→ Task instructions:
Please copy the rows verbatim, from the line with "1200 x 796." to the line with "volume-stat: VOLUME DONE".

Stored items:

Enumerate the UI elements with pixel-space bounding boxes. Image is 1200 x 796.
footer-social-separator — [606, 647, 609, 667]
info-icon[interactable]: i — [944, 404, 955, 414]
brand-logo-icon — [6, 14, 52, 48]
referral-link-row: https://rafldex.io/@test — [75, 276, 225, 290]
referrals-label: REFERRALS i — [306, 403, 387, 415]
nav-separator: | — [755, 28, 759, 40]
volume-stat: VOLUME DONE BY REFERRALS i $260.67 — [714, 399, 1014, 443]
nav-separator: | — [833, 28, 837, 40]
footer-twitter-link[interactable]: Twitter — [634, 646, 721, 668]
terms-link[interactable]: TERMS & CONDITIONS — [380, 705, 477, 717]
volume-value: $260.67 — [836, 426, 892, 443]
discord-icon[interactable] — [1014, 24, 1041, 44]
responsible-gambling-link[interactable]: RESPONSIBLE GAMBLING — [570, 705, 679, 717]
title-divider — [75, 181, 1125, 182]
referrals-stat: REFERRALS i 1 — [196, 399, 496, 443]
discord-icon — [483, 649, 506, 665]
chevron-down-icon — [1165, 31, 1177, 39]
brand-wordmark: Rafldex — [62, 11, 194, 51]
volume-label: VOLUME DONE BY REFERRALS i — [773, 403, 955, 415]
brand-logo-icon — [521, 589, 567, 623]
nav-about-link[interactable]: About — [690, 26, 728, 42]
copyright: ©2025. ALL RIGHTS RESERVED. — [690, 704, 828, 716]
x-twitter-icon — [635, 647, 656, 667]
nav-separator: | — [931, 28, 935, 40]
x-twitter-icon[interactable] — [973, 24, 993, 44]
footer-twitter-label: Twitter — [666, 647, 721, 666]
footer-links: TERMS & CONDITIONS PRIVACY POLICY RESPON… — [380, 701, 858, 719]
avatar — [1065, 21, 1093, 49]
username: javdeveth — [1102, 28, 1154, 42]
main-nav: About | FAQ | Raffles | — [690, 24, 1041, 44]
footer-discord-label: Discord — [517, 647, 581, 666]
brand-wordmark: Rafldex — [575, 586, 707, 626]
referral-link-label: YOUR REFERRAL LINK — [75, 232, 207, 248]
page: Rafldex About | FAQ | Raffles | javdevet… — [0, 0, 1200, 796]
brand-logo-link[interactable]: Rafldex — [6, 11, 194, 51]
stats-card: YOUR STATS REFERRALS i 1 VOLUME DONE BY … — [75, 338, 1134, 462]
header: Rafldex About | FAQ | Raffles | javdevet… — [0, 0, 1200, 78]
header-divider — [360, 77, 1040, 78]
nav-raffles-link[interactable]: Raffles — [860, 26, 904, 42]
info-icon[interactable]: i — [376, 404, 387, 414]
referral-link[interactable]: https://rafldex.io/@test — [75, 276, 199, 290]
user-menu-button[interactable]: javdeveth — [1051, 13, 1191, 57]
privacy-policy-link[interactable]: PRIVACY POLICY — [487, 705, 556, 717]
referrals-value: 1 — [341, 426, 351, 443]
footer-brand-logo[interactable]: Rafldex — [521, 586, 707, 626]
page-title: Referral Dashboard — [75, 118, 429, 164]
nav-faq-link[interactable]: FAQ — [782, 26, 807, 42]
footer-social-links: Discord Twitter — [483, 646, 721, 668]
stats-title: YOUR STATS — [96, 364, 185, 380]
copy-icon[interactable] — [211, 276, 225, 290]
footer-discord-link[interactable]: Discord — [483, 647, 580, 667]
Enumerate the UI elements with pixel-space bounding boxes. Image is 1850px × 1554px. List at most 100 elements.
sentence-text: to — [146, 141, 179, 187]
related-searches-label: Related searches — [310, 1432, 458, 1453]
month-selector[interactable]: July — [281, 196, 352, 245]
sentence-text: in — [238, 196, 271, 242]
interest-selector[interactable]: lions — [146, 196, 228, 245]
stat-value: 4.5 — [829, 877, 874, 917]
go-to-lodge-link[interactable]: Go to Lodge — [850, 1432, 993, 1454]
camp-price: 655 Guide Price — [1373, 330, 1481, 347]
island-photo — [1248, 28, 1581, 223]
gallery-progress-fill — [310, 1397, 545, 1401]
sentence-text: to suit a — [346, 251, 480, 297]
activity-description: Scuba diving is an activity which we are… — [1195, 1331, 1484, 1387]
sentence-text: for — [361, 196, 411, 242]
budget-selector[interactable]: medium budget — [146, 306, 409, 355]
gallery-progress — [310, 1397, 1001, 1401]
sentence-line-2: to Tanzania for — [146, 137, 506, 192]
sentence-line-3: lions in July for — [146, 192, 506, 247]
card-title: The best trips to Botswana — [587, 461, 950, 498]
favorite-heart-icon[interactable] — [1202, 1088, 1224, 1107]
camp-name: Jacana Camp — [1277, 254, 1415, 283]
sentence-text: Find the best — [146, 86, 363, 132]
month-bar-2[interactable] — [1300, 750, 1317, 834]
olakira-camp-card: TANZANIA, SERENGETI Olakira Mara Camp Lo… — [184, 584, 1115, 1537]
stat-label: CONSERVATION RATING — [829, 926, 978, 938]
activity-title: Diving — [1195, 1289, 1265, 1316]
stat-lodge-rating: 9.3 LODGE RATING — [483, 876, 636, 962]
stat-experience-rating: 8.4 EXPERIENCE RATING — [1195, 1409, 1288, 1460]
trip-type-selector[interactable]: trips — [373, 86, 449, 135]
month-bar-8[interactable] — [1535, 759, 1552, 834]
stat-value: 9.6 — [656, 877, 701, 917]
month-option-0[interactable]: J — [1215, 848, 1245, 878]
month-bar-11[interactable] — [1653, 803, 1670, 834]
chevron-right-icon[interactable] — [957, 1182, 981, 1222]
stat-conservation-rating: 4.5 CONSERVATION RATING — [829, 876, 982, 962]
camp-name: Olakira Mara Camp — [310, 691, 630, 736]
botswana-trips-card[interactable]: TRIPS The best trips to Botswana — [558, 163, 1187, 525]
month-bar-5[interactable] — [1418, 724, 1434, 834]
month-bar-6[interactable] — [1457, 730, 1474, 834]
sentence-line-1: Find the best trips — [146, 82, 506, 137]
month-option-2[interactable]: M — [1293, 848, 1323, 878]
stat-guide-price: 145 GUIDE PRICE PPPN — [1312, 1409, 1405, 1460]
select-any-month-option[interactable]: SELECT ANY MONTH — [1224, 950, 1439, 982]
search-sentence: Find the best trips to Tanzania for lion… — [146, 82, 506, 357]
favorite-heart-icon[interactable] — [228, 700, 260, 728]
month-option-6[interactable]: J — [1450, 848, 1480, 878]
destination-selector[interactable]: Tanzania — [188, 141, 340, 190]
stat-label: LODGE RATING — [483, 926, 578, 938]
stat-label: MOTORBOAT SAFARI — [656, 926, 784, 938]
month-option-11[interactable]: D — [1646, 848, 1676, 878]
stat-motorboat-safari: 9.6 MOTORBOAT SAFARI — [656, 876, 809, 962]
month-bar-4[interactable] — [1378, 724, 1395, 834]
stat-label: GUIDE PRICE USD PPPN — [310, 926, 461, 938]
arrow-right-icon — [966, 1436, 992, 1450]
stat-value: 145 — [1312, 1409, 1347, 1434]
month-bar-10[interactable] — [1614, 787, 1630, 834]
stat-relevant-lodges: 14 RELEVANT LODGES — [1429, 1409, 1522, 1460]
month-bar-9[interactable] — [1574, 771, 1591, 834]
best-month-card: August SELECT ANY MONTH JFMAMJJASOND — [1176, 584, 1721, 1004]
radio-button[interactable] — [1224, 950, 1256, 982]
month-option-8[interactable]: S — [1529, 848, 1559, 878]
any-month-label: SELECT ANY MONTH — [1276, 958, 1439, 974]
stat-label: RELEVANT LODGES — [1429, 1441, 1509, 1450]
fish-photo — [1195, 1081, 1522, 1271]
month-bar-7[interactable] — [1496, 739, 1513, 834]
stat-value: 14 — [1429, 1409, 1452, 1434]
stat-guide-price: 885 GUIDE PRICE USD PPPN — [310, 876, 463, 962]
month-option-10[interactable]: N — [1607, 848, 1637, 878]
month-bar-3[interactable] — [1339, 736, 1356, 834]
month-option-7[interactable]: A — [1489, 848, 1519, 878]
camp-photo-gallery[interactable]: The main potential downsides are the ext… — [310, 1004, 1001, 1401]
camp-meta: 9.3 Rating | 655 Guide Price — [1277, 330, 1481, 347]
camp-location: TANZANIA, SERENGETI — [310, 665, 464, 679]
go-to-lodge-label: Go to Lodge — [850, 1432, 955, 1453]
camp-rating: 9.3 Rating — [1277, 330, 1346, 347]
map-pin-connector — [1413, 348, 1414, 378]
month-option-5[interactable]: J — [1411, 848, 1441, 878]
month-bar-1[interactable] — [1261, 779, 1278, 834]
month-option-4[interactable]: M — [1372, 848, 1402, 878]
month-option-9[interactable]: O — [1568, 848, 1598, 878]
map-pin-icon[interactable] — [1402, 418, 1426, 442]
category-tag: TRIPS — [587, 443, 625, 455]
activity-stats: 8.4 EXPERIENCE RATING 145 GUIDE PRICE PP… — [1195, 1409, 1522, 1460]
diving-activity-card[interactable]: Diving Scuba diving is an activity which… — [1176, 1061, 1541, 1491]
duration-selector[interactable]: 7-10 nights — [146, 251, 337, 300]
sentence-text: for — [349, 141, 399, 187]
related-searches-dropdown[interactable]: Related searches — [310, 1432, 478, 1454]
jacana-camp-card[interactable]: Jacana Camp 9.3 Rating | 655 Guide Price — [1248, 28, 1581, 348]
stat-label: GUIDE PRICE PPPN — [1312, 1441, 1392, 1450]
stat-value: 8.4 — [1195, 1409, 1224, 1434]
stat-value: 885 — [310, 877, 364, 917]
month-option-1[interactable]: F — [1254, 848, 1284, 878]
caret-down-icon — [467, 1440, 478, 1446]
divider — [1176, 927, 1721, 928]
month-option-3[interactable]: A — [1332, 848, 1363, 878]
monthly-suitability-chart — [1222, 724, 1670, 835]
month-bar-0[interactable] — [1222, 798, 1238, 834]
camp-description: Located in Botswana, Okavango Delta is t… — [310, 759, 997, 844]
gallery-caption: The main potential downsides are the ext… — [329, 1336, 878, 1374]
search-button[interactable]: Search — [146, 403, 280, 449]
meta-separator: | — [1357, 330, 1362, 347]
--
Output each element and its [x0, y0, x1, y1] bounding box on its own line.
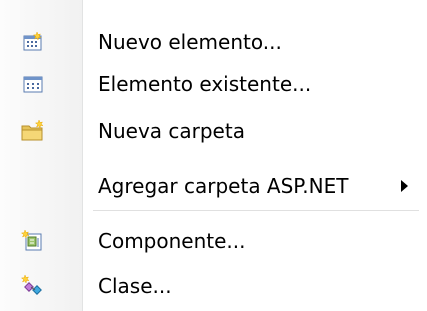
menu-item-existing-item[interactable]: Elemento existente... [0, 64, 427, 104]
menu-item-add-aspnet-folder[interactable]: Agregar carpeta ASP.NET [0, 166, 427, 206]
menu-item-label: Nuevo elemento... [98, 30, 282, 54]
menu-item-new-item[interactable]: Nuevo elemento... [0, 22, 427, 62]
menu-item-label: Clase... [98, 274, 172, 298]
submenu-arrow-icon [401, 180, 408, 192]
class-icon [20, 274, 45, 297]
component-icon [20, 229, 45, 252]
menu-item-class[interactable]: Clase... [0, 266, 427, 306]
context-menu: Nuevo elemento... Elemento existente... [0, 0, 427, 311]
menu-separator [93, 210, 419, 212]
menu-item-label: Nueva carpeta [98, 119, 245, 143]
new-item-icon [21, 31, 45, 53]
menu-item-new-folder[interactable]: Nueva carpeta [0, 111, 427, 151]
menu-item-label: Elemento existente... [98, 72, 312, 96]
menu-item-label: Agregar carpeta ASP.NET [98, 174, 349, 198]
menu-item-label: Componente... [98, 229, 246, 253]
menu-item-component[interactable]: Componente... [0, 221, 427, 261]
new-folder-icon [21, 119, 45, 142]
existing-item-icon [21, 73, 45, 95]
--
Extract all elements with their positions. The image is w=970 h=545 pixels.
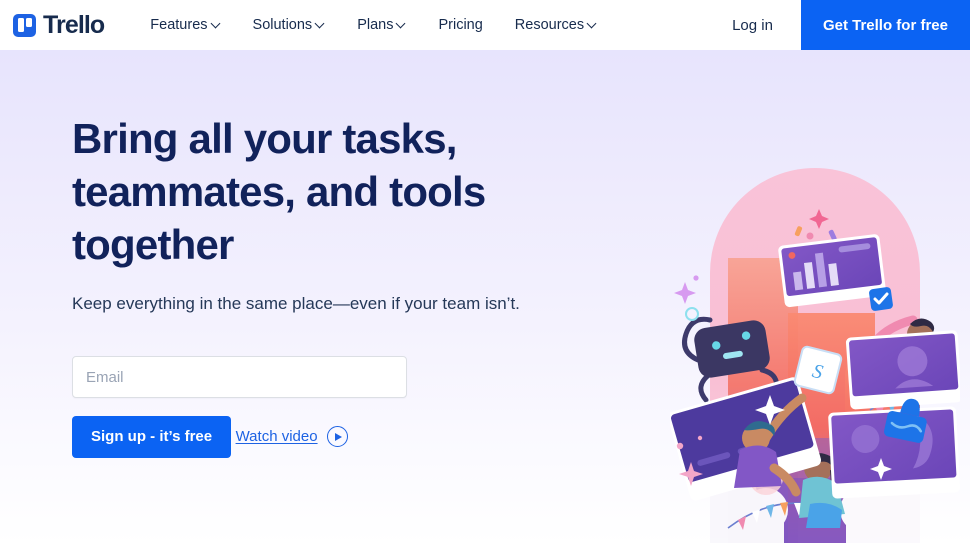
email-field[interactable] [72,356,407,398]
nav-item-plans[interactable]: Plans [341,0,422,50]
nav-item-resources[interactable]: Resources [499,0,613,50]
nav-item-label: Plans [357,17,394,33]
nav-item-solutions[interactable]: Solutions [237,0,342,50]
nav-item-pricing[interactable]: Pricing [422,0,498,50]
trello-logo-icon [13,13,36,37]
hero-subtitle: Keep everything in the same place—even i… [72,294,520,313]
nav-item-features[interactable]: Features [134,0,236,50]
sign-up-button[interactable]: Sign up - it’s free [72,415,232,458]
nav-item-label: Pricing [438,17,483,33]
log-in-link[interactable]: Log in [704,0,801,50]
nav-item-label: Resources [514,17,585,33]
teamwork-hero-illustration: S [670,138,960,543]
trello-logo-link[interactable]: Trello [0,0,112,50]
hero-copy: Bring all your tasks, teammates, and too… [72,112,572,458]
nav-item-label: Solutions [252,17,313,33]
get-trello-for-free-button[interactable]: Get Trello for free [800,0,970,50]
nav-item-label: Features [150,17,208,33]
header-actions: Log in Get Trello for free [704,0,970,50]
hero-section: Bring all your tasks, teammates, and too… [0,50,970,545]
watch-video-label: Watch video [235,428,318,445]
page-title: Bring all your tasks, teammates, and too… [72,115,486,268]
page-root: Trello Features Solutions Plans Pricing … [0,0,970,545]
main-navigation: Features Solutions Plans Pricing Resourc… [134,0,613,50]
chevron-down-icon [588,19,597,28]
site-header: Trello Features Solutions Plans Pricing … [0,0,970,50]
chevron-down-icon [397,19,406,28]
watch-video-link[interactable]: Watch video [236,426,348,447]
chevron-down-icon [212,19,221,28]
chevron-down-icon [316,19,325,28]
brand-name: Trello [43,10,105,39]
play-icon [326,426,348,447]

→ Written response:
Enumerate the UI elements with pixel-space bounding boxes. Image is 1200 x 796.
footer-social-separator — [606, 647, 609, 667]
info-icon[interactable]: i — [944, 404, 955, 414]
brand-logo-icon — [6, 14, 52, 48]
referral-link-row: https://rafldex.io/@test — [75, 276, 225, 290]
referrals-label: REFERRALS i — [306, 403, 387, 415]
nav-separator: | — [755, 28, 759, 40]
volume-stat: VOLUME DONE BY REFERRALS i $260.67 — [714, 399, 1014, 443]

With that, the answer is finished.